* [OBJECTIVE]:
Copy out every line that contains "tetapi".

────

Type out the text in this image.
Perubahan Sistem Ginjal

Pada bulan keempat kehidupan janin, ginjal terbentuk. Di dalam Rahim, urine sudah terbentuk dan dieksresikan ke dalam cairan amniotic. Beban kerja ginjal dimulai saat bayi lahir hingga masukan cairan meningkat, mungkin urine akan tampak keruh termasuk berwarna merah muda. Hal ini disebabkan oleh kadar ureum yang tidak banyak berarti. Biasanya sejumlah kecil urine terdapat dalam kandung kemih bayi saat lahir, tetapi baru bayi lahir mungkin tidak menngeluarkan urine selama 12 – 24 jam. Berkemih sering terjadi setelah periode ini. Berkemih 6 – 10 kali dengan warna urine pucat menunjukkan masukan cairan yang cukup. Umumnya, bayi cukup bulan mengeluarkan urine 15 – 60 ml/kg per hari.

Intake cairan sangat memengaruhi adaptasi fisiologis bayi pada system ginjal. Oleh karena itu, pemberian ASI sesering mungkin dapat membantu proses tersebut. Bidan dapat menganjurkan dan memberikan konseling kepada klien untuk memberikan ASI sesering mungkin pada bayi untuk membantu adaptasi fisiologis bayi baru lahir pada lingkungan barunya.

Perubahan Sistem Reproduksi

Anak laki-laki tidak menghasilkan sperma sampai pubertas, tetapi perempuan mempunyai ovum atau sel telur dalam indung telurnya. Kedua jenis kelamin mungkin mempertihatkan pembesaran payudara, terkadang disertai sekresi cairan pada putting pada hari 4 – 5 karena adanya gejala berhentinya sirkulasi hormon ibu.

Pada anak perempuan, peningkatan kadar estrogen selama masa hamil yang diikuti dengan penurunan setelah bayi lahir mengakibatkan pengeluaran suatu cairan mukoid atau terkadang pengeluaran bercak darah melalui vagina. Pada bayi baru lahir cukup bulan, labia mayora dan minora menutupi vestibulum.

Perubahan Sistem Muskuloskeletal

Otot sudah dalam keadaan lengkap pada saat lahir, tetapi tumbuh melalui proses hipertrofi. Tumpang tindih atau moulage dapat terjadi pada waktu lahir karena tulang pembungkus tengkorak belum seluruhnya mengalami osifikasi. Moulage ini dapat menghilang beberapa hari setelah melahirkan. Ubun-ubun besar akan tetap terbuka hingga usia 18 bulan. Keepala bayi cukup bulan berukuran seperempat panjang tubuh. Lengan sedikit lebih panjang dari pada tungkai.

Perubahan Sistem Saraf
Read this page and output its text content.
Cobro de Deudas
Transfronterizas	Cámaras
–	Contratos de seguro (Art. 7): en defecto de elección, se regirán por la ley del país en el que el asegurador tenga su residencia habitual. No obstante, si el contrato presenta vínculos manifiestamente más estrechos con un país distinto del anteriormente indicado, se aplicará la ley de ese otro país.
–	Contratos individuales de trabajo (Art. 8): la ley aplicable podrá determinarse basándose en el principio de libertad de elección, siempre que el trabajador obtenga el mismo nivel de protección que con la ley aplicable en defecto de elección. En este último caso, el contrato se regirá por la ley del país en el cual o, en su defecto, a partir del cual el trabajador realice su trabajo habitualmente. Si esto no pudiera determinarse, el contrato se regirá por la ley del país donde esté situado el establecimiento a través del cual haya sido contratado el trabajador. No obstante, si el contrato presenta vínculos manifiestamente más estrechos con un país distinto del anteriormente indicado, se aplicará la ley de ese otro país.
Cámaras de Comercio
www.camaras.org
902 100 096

────

* [OUTPUT]:
Pada bulan keempat kehidupan janin, ginjal terbentuk. Di dalam Rahim, urine sudah terbentuk dan dieksresikan ke dalam cairan amniotic. Beban kerja ginjal dimulai saat bayi lahir hingga masukan cairan meningkat, mungkin urine akan tampak keruh termasuk berwarna merah muda. Hal ini disebabkan oleh kadar ureum yang tidak banyak berarti. Biasanya sejumlah kecil urine terdapat dalam kandung kemih bayi saat lahir, tetapi baru bayi lahir mungkin tidak menngeluarkan urine selama 12 – 24 jam. Berkemih sering terjadi setelah periode ini. Berkemih 6 – 10 kali dengan warna urine pucat menunjukkan masukan cairan yang cukup. Umumnya, bayi cukup bulan mengeluarkan urine 15 – 60 ml/kg per hari.
Anak laki-laki tidak menghasilkan sperma sampai pubertas, tetapi perempuan mempunyai ovum atau sel telur dalam indung telurnya. Kedua jenis kelamin mungkin mempertihatkan pembesaran payudara, terkadang disertai sekresi cairan pada putting pada hari 4 – 5 karena adanya gejala berhentinya sirkulasi hormon ibu.
Otot sudah dalam keadaan lengkap pada saat lahir, tetapi tumbuh melalui proses hipertrofi. Tumpang tindih atau moulage dapat terjadi pada waktu lahir karena tulang pembungkus tengkorak belum seluruhnya mengalami osifikasi. Moulage ini dapat menghilang beberapa hari setelah melahirkan. Ubun-ubun besar akan tetap terbuka hingga usia 18 bulan. Keepala bayi cukup bulan berukuran seperempat panjang tubuh. Lengan sedikit lebih panjang dari pada tungkai.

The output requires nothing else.